Stated task: Collect every line of the records below that contains the word "Professores".

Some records
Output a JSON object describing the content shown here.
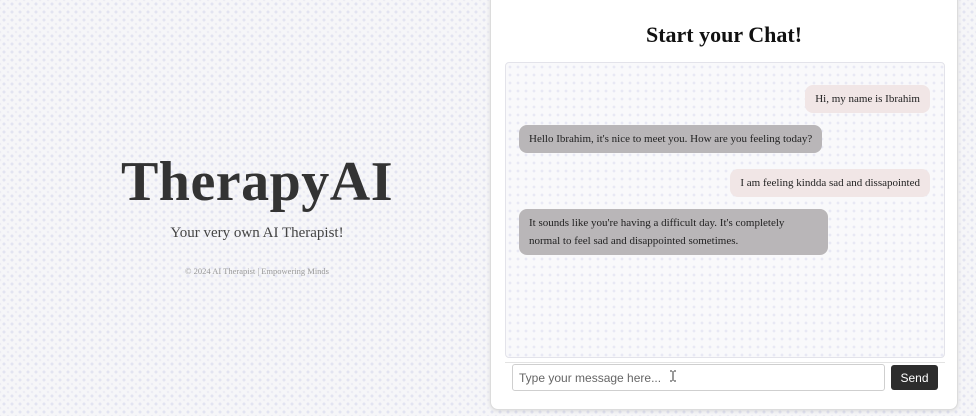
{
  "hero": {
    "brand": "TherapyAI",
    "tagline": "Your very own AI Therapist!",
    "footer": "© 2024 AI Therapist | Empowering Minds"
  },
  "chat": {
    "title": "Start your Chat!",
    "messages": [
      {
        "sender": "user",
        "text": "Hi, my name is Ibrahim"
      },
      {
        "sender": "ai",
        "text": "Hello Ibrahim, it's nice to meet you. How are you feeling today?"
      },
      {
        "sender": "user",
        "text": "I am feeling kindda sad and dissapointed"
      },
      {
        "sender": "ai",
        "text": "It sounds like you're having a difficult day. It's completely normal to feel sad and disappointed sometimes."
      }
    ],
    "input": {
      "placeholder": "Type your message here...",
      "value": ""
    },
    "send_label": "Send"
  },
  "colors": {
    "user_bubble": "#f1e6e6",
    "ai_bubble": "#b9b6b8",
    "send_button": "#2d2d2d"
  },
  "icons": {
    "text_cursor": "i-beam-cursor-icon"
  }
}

---

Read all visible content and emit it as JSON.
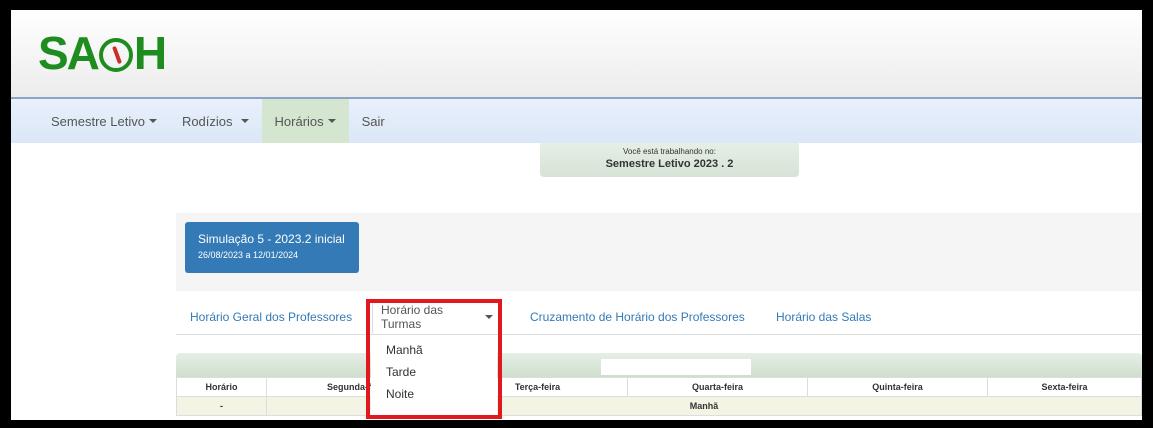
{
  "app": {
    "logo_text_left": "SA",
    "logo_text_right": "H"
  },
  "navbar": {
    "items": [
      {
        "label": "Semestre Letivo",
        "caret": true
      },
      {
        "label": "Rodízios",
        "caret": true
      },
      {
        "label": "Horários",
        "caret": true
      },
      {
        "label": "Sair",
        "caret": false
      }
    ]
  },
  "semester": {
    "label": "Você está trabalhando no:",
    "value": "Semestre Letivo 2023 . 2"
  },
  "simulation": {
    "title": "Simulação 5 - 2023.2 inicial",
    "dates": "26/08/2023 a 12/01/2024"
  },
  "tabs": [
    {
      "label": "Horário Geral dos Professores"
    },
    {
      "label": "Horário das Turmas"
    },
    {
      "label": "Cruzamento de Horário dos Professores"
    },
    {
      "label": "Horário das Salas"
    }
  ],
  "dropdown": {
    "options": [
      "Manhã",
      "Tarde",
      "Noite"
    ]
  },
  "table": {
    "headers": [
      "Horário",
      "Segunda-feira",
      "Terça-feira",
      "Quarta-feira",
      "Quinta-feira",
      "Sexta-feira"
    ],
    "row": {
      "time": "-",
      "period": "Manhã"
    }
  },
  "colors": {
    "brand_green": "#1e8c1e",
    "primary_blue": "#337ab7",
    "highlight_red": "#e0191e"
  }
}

Response to this task:
      "label": "Horário Geral dos Professores"
      "label": "Cruzamento de Horário dos Professores"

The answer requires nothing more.